### Exercise brief
Your task is to output the entries below word for word.

[Collected data]
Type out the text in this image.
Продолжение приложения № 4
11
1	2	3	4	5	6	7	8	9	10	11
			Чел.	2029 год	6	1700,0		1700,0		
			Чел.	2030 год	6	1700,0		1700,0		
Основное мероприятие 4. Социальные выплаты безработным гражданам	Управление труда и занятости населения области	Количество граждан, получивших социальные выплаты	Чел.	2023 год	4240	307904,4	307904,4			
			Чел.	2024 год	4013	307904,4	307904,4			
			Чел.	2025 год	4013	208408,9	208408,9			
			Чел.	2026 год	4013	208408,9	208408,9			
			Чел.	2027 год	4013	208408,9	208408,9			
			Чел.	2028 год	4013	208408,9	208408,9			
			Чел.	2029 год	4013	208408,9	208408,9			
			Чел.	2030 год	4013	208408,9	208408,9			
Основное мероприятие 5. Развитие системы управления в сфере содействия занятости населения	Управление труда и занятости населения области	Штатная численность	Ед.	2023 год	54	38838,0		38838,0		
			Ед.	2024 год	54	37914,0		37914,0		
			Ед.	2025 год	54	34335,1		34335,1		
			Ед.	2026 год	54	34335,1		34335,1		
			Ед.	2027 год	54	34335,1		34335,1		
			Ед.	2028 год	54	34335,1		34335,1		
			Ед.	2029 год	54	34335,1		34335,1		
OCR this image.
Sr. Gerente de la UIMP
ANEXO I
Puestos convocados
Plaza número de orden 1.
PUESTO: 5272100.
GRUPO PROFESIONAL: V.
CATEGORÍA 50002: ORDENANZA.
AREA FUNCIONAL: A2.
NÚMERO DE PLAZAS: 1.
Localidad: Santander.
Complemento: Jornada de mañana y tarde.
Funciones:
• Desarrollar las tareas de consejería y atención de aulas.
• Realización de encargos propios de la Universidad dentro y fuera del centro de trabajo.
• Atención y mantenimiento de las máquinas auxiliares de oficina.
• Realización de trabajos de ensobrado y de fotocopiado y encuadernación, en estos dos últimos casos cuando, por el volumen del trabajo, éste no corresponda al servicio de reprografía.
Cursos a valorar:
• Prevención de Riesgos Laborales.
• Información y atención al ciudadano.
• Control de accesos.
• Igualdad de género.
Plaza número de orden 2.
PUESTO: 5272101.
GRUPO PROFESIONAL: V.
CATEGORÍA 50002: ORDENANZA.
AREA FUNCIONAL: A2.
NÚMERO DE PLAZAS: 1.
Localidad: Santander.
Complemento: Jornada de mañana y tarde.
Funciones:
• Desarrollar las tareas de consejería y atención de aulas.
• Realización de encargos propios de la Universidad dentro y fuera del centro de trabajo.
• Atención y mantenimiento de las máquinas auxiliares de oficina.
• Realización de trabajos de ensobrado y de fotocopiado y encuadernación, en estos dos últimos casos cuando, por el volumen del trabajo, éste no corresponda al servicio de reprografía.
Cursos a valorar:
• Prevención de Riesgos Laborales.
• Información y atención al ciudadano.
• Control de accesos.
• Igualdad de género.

### Task result
Type out the text in this image.
Продолжение приложения № 4
11
1	2	3	4	5	6	7	8	9	10	11
			Чел.	2029 год	6	1700,0		1700,0		
			Чел.	2030 год	6	1700,0		1700,0		
Основное мероприятие 4. Социальные выплаты безработным гражданам	Управление труда и занятости населения области	Количество граждан, получивших социальные выплаты	Чел.	2023 год	4240	307904,4	307904,4			
			Чел.	2024 год	4013	307904,4	307904,4			
			Чел.	2025 год	4013	208408,9	208408,9			
			Чел.	2026 год	4013	208408,9	208408,9			
			Чел.	2027 год	4013	208408,9	208408,9			
			Чел.	2028 год	4013	208408,9	208408,9			
			Чел.	2029 год	4013	208408,9	208408,9			
			Чел.	2030 год	4013	208408,9	208408,9			
Основное мероприятие 5. Развитие системы управления в сфере содействия занятости населения	Управление труда и занятости населения области	Штатная численность	Ед.	2023 год	54	38838,0		38838,0		
			Ед.	2024 год	54	37914,0		37914,0		
			Ед.	2025 год	54	34335,1		34335,1		
			Ед.	2026 год	54	34335,1		34335,1		
			Ед.	2027 год	54	34335,1		34335,1		
			Ед.	2028 год	54	34335,1		34335,1		
			Ед.	2029 год	54	34335,1		34335,1		
OCR this image.
Sr. Gerente de la UIMP
ANEXO I
Puestos convocados
Plaza número de orden 1.
PUESTO: 5272100.
GRUPO PROFESIONAL: V.
CATEGORÍA 50002: ORDENANZA.
AREA FUNCIONAL: A2.
NÚMERO DE PLAZAS: 1.
Localidad: Santander.
Complemento: Jornada de mañana y tarde.
Funciones:
• Desarrollar las tareas de consejería y atención de aulas.
• Realización de encargos propios de la Universidad dentro y fuera del centro de trabajo.
• Atención y mantenimiento de las máquinas auxiliares de oficina.
• Realización de trabajos de ensobrado y de fotocopiado y encuadernación, en estos dos últimos casos cuando, por el volumen del trabajo, éste no corresponda al servicio de reprografía.
Cursos a valorar:
• Prevención de Riesgos Laborales.
• Información y atención al ciudadano.
• Control de accesos.
• Igualdad de género.
Plaza número de orden 2.
PUESTO: 5272101.
GRUPO PROFESIONAL: V.
CATEGORÍA 50002: ORDENANZA.
AREA FUNCIONAL: A2.
NÚMERO DE PLAZAS: 1.
Localidad: Santander.
Complemento: Jornada de mañana y tarde.
Funciones:
• Desarrollar las tareas de consejería y atención de aulas.
• Realización de encargos propios de la Universidad dentro y fuera del centro de trabajo.
• Atención y mantenimiento de las máquinas auxiliares de oficina.
• Realización de trabajos de ensobrado y de fotocopiado y encuadernación, en estos dos últimos casos cuando, por el volumen del trabajo, éste no corresponda al servicio de reprografía.
Cursos a valorar:
• Prevención de Riesgos Laborales.
• Información y atención al ciudadano.
• Control de accesos.
• Igualdad de género.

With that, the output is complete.